DESCRIPTION OF THE TASK ▸ Look through the listing for the word "legend". Copy each line that has it.

GIVEN RECORDS ▸
######

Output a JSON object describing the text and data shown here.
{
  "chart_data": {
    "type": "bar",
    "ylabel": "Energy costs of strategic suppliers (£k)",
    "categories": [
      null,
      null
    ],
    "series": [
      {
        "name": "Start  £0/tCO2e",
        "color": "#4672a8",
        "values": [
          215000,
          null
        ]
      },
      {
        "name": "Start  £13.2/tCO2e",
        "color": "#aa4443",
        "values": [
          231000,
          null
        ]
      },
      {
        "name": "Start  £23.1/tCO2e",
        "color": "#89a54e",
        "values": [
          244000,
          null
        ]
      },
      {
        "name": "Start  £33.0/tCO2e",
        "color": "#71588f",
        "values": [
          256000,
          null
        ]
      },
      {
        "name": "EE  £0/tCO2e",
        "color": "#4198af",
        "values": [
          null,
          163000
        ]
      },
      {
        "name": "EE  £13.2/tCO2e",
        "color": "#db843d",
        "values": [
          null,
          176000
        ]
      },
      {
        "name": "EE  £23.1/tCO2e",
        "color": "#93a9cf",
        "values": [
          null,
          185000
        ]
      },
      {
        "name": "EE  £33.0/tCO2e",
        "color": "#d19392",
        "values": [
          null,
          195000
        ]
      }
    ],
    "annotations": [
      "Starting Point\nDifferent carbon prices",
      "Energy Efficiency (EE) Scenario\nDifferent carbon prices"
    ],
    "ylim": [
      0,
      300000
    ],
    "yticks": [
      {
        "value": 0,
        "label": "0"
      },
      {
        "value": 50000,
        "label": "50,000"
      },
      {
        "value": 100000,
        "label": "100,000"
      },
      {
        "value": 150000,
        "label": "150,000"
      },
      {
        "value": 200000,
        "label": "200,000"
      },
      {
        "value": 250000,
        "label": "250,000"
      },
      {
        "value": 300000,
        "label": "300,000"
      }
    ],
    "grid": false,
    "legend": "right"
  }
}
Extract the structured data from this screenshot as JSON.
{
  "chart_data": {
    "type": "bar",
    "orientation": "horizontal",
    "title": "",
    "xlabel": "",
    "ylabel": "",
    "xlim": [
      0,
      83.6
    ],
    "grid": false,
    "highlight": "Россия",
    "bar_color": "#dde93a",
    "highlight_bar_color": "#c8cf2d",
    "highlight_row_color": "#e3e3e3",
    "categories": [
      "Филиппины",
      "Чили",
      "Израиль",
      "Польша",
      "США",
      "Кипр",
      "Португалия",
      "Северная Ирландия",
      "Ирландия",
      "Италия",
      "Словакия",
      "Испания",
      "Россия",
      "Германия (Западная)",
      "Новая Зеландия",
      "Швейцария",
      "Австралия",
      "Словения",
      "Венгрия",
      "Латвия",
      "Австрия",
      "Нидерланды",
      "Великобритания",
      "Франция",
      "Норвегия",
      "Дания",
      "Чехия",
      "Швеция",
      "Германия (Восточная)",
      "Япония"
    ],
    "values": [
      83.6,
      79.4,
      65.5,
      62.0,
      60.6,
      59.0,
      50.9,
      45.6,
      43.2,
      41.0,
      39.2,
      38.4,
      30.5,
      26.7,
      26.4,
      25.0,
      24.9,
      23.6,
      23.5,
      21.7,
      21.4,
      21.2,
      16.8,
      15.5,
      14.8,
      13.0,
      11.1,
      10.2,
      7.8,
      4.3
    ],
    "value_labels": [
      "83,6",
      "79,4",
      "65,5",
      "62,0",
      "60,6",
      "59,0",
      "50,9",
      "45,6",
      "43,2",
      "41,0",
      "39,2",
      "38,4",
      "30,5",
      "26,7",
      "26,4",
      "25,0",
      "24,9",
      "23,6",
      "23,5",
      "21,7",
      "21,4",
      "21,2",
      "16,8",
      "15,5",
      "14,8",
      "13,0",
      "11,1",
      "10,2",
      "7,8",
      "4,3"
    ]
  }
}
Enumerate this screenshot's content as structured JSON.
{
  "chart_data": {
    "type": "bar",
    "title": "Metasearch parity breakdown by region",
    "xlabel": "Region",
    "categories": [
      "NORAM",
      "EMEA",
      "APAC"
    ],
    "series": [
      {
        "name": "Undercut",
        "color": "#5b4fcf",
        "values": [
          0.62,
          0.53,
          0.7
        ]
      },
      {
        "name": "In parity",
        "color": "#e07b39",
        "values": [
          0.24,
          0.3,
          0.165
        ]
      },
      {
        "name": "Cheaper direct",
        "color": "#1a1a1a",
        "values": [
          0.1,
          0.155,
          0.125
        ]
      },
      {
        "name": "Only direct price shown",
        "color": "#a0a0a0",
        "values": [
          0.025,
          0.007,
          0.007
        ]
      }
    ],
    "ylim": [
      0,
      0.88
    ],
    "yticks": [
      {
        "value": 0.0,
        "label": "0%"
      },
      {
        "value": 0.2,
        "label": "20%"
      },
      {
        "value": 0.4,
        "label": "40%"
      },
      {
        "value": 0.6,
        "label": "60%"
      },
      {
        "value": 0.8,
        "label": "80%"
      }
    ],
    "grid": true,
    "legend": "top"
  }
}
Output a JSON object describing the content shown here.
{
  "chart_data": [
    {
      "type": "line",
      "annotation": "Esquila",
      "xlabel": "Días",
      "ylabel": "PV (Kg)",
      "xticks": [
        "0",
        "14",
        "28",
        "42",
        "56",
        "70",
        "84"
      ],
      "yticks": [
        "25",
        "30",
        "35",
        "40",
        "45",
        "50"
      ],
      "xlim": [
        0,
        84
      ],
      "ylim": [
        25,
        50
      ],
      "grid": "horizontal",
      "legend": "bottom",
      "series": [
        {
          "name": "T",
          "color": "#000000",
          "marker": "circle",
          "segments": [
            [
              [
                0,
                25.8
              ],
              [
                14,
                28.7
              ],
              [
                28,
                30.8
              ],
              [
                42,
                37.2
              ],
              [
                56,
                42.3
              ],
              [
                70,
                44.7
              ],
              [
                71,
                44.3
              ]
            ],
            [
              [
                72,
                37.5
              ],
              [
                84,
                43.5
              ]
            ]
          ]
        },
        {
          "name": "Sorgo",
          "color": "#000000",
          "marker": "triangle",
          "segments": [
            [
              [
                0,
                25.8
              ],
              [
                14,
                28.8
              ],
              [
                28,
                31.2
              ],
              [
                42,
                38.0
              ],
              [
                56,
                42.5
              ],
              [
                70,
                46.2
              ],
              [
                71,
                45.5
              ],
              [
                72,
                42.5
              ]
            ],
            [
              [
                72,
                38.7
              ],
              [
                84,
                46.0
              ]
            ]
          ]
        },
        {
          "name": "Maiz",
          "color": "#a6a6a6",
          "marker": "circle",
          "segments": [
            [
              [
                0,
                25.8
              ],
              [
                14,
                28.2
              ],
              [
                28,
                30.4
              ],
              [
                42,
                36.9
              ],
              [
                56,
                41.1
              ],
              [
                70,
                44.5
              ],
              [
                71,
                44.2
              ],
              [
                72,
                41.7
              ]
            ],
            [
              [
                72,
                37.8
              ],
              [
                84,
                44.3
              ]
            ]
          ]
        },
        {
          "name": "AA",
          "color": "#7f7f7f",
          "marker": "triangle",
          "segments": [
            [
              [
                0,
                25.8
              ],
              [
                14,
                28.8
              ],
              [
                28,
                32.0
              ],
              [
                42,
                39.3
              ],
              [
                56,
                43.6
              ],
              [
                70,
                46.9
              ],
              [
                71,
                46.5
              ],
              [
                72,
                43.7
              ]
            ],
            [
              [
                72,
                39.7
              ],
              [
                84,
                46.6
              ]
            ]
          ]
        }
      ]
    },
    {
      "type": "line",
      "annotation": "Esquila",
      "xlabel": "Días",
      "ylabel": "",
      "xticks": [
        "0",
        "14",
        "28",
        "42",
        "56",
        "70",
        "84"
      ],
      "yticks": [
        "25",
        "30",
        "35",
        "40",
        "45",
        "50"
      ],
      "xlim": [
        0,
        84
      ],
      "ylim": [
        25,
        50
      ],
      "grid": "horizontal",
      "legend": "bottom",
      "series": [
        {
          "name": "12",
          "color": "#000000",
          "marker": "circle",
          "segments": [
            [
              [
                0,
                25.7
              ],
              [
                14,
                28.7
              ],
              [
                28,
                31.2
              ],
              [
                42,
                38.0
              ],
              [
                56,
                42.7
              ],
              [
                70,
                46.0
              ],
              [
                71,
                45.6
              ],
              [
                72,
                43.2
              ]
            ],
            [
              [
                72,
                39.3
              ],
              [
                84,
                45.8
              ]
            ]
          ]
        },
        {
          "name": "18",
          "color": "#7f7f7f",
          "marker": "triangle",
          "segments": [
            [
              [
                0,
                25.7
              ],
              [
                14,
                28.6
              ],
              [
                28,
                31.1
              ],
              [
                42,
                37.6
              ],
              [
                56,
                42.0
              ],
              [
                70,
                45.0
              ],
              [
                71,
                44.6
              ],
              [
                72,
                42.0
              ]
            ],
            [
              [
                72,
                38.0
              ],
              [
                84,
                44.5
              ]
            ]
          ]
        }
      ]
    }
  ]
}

######

RESULT OF THE TASK ▸
    "legend": "right"
    "legend": "top"
      "legend": "bottom",
      "legend": "bottom",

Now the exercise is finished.